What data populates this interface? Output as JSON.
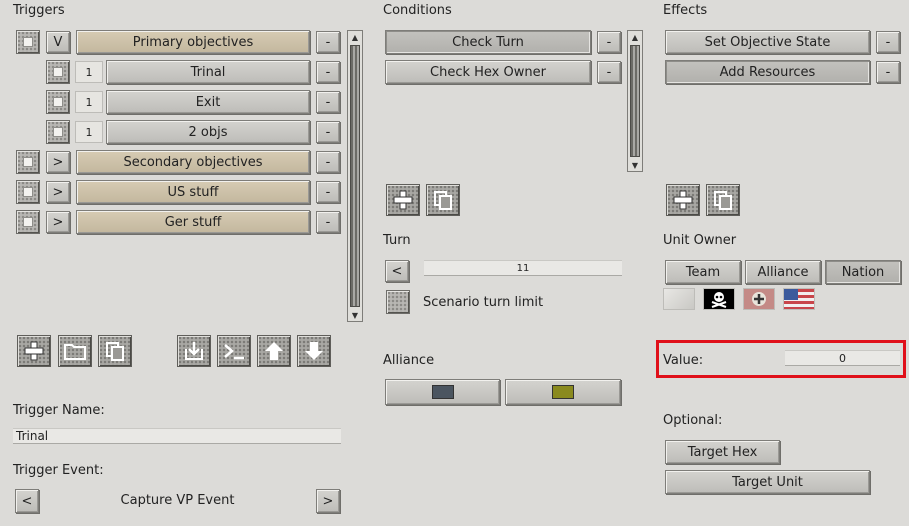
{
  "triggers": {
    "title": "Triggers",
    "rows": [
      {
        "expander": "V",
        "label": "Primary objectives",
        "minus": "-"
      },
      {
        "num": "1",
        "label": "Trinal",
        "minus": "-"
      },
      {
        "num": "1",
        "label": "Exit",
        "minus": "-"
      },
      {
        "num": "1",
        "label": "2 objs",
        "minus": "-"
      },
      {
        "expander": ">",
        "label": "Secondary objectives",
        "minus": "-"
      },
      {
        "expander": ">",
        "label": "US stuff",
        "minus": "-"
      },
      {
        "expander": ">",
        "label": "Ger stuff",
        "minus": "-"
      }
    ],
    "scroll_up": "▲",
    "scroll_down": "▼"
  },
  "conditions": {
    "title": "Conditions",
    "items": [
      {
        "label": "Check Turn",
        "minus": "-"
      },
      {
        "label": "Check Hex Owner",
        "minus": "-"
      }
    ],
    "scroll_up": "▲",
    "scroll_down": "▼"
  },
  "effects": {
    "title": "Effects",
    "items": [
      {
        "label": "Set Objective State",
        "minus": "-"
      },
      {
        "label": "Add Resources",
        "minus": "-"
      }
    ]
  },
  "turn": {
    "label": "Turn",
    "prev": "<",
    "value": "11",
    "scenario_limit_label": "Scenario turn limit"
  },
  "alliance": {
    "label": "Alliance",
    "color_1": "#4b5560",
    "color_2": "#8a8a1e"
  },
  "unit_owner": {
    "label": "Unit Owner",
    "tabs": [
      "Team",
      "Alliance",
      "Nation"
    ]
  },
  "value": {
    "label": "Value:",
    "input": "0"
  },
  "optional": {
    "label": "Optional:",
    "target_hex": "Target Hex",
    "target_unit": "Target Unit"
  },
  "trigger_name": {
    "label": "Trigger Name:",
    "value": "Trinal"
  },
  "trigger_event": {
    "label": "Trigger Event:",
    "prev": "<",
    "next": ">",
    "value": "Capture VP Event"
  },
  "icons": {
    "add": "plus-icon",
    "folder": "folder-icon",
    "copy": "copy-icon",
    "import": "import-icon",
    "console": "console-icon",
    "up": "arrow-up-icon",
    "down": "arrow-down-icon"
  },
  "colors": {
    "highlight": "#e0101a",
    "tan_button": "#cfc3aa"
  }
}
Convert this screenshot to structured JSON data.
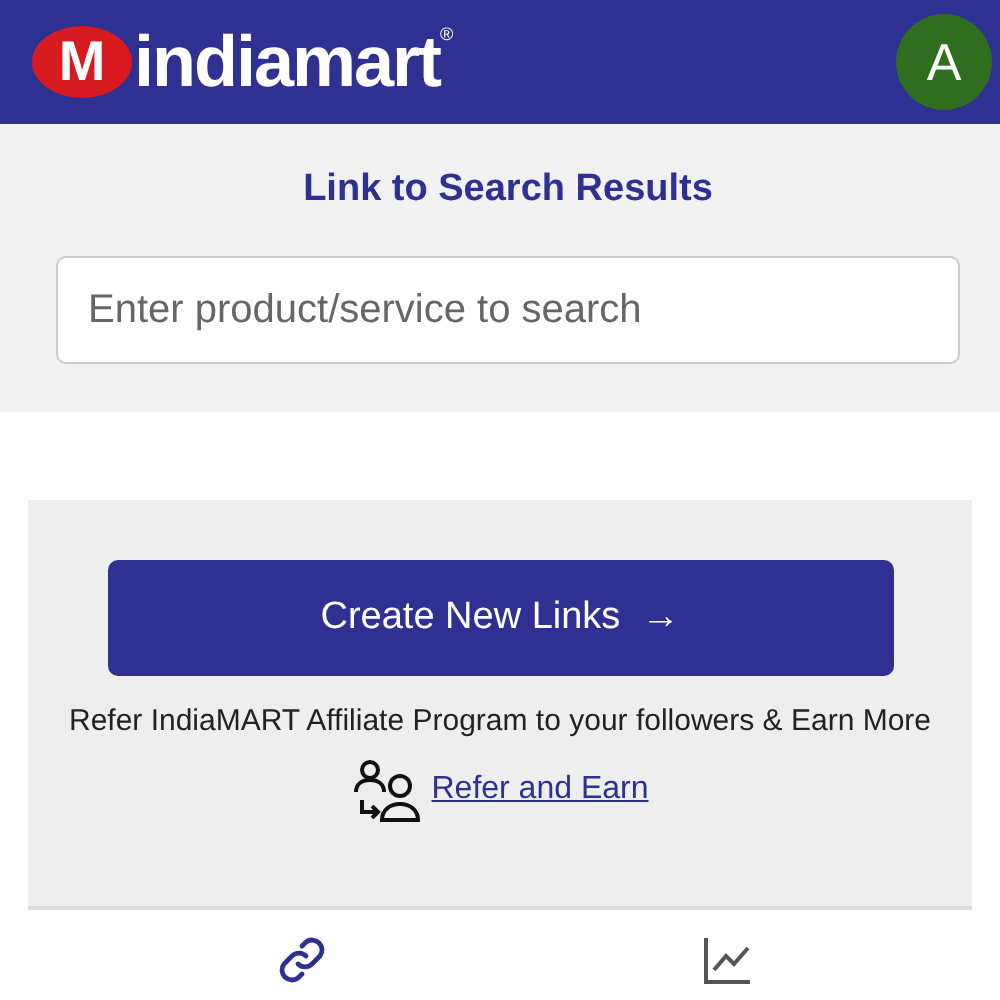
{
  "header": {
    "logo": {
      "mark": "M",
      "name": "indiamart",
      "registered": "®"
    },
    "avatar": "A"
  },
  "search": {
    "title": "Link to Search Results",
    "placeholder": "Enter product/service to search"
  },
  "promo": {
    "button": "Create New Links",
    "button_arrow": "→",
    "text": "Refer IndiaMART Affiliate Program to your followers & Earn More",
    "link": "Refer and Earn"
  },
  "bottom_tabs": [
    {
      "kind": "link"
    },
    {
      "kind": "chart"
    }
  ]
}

* * *

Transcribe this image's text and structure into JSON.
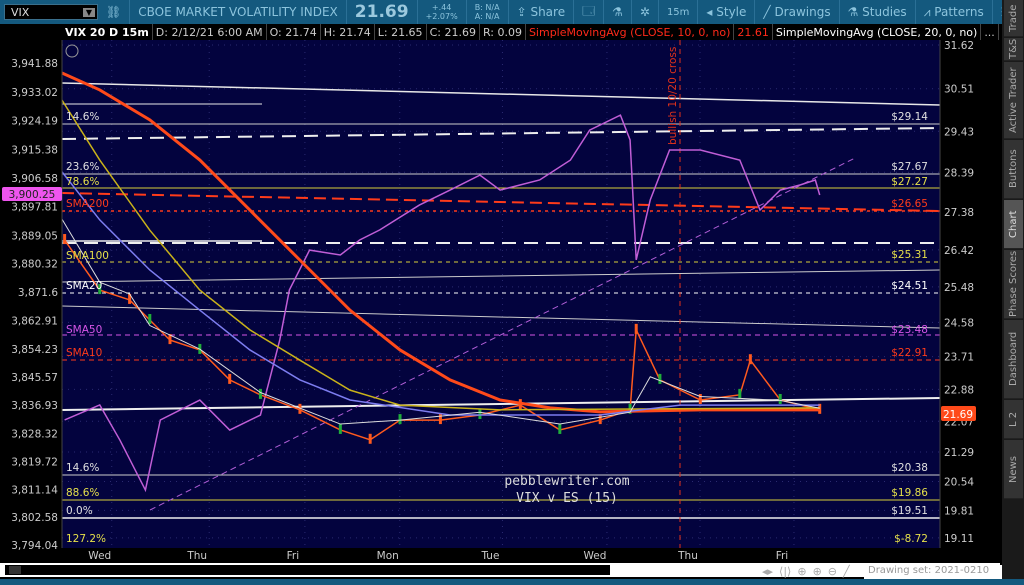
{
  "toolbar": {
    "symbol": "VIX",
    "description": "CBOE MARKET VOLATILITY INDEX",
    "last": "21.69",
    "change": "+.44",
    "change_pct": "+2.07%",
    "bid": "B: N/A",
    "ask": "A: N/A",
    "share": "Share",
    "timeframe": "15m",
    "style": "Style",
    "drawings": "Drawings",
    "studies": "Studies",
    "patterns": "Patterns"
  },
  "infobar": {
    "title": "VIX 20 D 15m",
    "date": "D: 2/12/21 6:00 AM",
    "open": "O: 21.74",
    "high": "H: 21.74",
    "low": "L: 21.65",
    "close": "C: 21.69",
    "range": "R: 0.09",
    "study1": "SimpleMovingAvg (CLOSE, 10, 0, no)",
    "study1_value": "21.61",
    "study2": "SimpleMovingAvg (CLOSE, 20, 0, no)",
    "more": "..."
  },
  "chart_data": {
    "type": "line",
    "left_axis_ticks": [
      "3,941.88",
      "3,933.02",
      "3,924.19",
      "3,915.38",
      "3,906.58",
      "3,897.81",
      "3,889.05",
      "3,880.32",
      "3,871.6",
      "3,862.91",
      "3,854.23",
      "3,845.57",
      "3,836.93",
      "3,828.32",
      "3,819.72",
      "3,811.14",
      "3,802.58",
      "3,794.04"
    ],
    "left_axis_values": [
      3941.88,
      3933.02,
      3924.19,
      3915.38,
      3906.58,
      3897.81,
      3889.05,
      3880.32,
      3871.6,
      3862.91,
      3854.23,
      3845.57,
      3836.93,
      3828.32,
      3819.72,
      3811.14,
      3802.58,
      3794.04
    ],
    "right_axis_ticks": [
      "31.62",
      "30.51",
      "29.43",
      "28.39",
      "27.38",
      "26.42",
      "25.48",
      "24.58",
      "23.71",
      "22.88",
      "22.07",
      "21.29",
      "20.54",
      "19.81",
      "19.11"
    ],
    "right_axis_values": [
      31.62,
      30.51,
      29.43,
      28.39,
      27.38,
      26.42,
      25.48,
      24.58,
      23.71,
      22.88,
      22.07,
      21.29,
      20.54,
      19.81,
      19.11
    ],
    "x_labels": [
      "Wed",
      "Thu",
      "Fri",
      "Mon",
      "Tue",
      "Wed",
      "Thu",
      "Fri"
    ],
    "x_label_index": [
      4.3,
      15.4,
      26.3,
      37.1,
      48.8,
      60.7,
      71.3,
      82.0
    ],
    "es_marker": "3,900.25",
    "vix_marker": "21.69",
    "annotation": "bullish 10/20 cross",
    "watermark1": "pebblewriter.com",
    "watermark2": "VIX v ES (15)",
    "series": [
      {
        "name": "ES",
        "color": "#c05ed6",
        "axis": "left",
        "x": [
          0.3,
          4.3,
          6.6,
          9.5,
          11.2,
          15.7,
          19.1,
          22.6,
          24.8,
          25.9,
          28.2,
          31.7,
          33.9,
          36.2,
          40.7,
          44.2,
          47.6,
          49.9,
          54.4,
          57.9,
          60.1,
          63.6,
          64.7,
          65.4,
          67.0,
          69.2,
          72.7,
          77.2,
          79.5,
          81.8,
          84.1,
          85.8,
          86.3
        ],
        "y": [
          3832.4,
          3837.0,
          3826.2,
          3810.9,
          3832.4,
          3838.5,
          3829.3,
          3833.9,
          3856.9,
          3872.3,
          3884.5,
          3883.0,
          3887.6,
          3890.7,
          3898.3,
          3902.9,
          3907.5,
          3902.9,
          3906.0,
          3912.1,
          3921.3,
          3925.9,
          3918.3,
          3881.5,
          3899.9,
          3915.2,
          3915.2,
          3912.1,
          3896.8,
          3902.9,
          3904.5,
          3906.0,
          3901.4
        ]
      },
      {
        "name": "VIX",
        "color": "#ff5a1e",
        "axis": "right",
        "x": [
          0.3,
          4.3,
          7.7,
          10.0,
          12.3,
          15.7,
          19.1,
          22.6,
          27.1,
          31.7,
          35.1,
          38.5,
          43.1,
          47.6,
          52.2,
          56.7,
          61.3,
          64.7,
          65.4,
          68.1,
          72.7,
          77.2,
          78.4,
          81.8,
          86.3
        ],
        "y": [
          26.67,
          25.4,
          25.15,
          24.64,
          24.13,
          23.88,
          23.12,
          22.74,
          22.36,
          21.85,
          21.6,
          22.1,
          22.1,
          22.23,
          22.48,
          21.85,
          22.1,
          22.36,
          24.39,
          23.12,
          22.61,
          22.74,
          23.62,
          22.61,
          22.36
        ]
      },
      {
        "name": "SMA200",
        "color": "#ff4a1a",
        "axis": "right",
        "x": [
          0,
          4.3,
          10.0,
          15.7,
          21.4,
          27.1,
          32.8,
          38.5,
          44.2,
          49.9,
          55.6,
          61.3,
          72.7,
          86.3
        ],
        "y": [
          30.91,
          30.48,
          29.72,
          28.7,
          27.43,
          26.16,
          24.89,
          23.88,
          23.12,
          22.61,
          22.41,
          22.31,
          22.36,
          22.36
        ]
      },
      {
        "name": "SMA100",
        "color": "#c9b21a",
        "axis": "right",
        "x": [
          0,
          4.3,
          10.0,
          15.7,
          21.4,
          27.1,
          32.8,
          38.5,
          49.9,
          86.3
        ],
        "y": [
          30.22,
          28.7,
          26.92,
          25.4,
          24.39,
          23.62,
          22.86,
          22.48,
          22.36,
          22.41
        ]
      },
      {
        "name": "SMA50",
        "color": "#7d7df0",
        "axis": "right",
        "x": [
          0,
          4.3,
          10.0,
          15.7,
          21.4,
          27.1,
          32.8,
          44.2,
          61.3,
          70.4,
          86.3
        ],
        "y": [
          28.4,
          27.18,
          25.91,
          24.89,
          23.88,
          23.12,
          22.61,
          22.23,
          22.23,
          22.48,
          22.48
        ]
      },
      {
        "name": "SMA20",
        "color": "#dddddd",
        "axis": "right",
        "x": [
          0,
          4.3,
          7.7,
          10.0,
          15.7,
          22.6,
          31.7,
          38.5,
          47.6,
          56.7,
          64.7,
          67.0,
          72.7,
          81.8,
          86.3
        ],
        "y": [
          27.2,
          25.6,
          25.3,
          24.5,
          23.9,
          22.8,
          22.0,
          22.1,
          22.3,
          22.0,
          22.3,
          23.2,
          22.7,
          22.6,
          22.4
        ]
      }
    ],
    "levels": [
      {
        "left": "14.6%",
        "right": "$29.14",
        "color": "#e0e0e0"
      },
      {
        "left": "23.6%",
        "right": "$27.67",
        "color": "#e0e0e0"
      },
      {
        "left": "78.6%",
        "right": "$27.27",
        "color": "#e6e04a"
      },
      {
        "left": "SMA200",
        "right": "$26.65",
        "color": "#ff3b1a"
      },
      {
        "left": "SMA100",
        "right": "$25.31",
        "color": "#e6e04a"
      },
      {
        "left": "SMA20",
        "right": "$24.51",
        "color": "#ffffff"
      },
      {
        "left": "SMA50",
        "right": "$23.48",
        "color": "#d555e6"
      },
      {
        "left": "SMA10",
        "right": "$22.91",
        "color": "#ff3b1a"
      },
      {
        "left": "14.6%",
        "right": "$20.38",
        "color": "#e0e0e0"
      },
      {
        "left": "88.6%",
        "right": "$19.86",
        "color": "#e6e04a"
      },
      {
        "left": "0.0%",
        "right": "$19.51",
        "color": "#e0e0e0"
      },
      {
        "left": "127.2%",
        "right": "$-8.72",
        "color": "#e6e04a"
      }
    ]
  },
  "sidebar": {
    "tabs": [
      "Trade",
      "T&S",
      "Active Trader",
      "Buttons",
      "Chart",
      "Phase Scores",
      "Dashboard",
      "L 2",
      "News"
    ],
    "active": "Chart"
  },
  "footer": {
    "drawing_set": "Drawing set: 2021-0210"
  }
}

---

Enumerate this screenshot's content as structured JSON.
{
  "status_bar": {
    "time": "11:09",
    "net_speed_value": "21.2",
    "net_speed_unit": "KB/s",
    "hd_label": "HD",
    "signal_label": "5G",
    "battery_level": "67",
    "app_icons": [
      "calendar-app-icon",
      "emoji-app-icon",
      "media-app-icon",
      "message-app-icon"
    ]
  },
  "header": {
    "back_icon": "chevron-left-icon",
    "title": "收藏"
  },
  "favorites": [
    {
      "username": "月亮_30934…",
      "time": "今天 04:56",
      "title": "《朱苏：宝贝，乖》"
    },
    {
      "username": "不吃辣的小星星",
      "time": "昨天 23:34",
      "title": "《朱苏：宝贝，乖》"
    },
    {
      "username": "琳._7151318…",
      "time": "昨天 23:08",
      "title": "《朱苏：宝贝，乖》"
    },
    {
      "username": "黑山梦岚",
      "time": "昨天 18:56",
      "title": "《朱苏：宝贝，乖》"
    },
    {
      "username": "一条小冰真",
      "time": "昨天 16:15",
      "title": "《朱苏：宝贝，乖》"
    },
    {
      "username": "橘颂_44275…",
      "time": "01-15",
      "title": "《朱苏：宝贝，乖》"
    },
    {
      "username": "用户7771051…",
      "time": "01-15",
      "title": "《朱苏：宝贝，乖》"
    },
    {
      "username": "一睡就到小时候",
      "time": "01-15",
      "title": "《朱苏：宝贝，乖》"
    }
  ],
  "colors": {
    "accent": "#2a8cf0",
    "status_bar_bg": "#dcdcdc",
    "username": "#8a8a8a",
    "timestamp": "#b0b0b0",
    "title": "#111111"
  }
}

> Exercise: Which lines hold the word "username"? Show each one.

> In response:
      "username": "月亮_30934…",
      "username": "不吃辣的小星星",
      "username": "琳._7151318…",
      "username": "黑山梦岚",
      "username": "一条小冰真",
      "username": "橘颂_44275…",
      "username": "用户7771051…",
      "username": "一睡就到小时候",
    "username": "#8a8a8a",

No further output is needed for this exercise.